# LISTED ENTRIES
____________

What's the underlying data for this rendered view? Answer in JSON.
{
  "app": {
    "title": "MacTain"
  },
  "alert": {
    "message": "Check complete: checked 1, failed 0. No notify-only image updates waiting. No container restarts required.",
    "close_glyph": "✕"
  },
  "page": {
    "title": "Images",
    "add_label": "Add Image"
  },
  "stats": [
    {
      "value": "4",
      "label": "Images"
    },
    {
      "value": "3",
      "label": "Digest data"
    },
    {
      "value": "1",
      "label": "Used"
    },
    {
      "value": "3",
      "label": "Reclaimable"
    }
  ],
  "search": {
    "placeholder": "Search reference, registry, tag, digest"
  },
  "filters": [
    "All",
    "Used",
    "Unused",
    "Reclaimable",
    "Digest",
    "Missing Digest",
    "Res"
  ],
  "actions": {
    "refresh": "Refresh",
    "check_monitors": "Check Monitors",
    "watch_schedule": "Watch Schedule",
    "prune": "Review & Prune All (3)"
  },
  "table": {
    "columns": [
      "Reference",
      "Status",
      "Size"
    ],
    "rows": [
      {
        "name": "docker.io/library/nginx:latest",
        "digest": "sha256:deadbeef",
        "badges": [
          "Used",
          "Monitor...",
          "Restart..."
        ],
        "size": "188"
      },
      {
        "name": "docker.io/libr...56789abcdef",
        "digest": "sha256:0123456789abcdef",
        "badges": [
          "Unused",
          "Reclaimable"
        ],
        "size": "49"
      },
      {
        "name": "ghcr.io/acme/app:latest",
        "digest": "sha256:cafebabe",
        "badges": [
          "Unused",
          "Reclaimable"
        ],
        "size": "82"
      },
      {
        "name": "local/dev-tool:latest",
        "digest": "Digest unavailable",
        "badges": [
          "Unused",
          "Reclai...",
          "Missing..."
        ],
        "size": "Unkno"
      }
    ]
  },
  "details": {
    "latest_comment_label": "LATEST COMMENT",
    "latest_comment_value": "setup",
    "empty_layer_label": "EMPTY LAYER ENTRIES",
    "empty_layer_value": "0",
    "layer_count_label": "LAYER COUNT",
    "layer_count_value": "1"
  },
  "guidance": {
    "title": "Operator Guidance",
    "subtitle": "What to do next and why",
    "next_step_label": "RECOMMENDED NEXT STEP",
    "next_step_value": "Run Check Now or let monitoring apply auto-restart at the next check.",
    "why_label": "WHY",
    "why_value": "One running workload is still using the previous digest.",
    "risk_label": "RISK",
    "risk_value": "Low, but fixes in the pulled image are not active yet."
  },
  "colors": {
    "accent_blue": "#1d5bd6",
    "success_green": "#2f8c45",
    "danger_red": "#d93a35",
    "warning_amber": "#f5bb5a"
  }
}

____________

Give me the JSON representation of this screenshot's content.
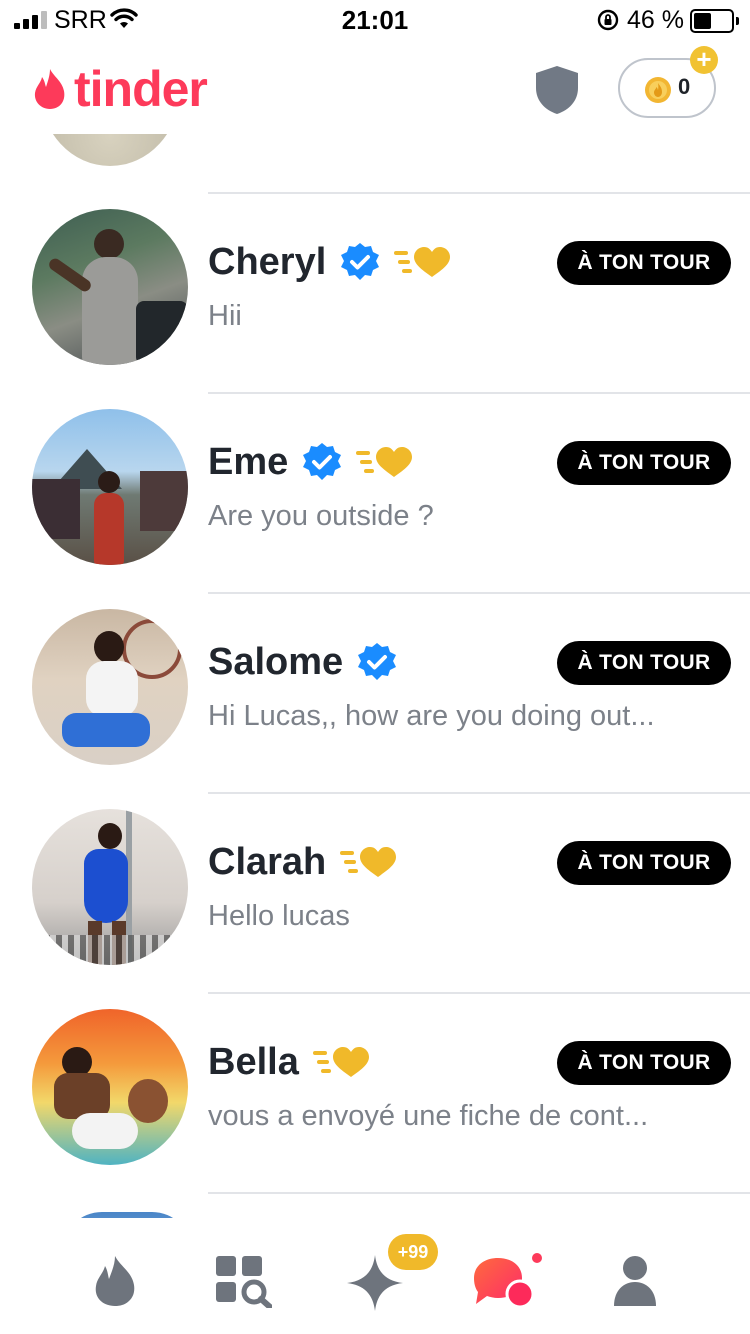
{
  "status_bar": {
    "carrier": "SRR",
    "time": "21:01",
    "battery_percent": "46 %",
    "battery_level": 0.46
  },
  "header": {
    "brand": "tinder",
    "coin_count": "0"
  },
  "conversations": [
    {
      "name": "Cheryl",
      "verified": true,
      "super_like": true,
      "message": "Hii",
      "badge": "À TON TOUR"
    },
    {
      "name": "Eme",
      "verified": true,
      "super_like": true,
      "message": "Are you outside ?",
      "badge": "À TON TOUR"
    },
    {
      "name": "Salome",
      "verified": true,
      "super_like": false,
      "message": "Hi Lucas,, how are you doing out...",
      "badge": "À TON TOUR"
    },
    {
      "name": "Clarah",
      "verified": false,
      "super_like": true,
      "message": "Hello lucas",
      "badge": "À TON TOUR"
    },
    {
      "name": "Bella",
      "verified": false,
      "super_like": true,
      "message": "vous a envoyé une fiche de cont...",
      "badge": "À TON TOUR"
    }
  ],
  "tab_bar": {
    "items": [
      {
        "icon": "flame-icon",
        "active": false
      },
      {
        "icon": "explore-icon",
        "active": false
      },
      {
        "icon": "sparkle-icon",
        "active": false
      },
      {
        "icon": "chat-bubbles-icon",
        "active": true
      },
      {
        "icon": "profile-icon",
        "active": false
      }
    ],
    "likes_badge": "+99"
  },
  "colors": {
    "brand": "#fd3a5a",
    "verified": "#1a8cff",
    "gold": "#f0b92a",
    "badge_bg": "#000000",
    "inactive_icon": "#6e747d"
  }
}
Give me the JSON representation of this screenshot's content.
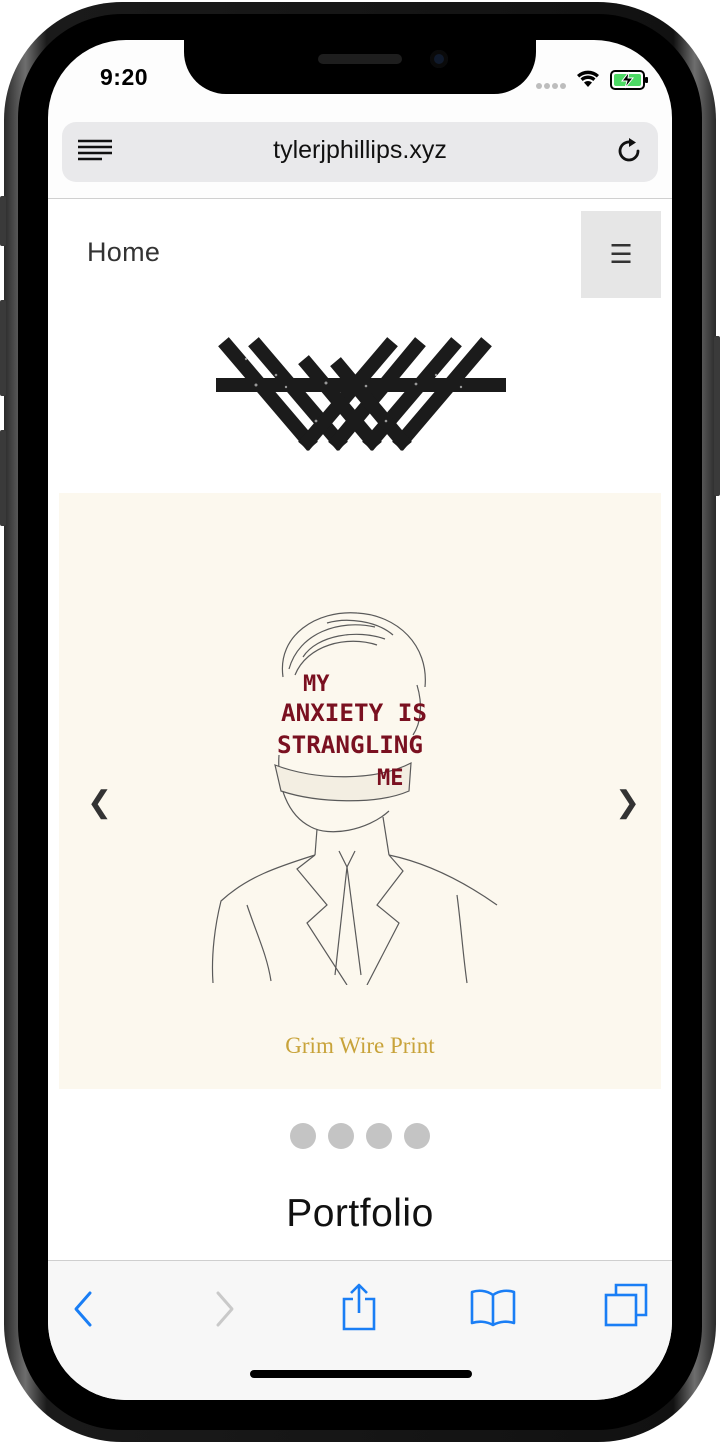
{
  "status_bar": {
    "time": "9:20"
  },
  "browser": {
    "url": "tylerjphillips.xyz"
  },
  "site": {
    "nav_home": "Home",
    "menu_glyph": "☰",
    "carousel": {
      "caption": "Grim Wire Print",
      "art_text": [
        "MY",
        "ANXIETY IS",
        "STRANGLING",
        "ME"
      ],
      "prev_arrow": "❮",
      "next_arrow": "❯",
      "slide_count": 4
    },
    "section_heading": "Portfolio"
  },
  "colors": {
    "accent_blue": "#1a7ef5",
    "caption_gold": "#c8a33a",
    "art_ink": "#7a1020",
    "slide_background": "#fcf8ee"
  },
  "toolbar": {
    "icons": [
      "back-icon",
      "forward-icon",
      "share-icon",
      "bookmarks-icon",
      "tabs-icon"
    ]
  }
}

____________

# GIVEN TASK
In the entries above, how many lines contain the word "data"? Answer with the number only.

# SOLUTION
2